-- START --
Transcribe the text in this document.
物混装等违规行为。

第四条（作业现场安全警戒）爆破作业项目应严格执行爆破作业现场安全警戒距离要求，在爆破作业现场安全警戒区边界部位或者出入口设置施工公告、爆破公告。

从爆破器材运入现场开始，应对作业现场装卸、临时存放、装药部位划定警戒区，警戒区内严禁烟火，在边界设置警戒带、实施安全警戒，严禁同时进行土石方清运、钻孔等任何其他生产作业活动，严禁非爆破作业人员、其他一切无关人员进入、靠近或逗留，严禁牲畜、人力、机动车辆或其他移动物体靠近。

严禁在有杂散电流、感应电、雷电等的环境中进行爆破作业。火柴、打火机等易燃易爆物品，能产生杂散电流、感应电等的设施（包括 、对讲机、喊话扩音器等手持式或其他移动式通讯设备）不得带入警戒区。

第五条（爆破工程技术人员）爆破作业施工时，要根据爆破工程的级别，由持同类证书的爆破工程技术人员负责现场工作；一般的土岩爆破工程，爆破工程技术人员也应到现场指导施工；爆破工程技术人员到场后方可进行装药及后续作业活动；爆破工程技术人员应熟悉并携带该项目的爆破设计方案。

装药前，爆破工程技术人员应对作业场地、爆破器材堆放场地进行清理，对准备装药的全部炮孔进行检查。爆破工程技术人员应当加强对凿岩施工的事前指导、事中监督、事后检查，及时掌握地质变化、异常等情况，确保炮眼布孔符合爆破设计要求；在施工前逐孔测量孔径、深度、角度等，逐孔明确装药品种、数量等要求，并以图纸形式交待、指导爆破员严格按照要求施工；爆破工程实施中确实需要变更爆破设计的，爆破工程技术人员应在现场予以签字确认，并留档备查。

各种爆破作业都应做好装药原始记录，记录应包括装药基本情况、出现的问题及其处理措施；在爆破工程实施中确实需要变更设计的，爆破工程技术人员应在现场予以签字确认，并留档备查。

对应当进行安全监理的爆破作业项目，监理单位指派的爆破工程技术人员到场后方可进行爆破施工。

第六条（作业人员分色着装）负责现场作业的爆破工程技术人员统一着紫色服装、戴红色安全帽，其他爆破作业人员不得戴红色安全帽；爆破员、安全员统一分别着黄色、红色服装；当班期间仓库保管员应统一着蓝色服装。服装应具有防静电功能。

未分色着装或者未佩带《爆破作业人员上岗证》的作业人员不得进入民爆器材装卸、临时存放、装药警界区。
-- END --
WHAT YOU SHOULD DO> Select all lines in the listing above where the word "爆破工程技术人员应在现场予以签字确认" appears, and show them.

TASK RESULT>
装药前，爆破工程技术人员应对作业场地、爆破器材堆放场地进行清理，对准备装药的全部炮孔进行检查。爆破工程技术人员应当加强对凿岩施工的事前指导、事中监督、事后检查，及时掌握地质变化、异常等情况，确保炮眼布孔符合爆破设计要求；在施工前逐孔测量孔径、深度、角度等，逐孔明确装药品种、数量等要求，并以图纸形式交待、指导爆破员严格按照要求施工；爆破工程实施中确实需要变更爆破设计的，爆破工程技术人员应在现场予以签字确认，并留档备查。
各种爆破作业都应做好装药原始记录，记录应包括装药基本情况、出现的问题及其处理措施；在爆破工程实施中确实需要变更设计的，爆破工程技术人员应在现场予以签字确认，并留档备查。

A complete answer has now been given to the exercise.